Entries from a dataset
* Start *
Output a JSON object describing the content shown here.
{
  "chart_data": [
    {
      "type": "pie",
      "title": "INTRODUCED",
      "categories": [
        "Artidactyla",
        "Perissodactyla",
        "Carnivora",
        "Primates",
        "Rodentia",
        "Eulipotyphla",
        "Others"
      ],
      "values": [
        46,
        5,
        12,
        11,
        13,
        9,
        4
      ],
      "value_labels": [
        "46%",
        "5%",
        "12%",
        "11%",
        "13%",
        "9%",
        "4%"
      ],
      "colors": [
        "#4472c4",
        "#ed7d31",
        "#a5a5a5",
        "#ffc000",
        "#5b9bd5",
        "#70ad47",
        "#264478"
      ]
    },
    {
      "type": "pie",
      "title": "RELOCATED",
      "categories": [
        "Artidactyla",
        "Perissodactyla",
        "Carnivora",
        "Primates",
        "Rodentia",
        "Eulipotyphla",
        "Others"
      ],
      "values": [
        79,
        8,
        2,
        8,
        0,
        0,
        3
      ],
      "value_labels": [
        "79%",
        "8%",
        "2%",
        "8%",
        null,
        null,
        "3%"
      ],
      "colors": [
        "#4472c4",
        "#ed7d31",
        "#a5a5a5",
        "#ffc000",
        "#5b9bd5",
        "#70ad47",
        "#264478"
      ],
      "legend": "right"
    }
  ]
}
* End *
Give the data again, exactly as it stands.

Output a JSON object describing the content shown here.
{
  "chart_data": [
    {
      "type": "pie",
      "title": "INTRODUCED",
      "categories": [
        "Artidactyla",
        "Perissodactyla",
        "Carnivora",
        "Primates",
        "Rodentia",
        "Eulipotyphla",
        "Others"
      ],
      "values": [
        46,
        5,
        12,
        11,
        13,
        9,
        4
      ],
      "value_labels": [
        "46%",
        "5%",
        "12%",
        "11%",
        "13%",
        "9%",
        "4%"
      ],
      "colors": [
        "#4472c4",
        "#ed7d31",
        "#a5a5a5",
        "#ffc000",
        "#5b9bd5",
        "#70ad47",
        "#264478"
      ]
    },
    {
      "type": "pie",
      "title": "RELOCATED",
      "categories": [
        "Artidactyla",
        "Perissodactyla",
        "Carnivora",
        "Primates",
        "Rodentia",
        "Eulipotyphla",
        "Others"
      ],
      "values": [
        79,
        8,
        2,
        8,
        0,
        0,
        3
      ],
      "value_labels": [
        "79%",
        "8%",
        "2%",
        "8%",
        null,
        null,
        "3%"
      ],
      "colors": [
        "#4472c4",
        "#ed7d31",
        "#a5a5a5",
        "#ffc000",
        "#5b9bd5",
        "#70ad47",
        "#264478"
      ],
      "legend": "right"
    }
  ]
}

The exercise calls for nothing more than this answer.